What the task requires. What follows is a listing; give it again exactly, in its entirety.

Dataset extract.
--------------------------------
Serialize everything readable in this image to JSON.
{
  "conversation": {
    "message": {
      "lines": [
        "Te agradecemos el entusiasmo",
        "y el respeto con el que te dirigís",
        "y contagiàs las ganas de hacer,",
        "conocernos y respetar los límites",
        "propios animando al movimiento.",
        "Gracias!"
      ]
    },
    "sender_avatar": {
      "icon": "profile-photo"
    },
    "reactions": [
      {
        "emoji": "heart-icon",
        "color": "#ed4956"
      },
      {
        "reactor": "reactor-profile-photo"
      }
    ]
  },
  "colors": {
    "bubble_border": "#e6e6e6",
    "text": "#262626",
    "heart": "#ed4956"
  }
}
--------------------------------
Full answer.
Serialize everything readable in this image to JSON.
{
  "conversation": {
    "message": {
      "lines": [
        "Te agradecemos el entusiasmo",
        "y el respeto con el que te dirigís",
        "y contagiàs las ganas de hacer,",
        "conocernos y respetar los límites",
        "propios animando al movimiento.",
        "Gracias!"
      ]
    },
    "sender_avatar": {
      "icon": "profile-photo"
    },
    "reactions": [
      {
        "emoji": "heart-icon",
        "color": "#ed4956"
      },
      {
        "reactor": "reactor-profile-photo"
      }
    ]
  },
  "colors": {
    "bubble_border": "#e6e6e6",
    "text": "#262626",
    "heart": "#ed4956"
  }
}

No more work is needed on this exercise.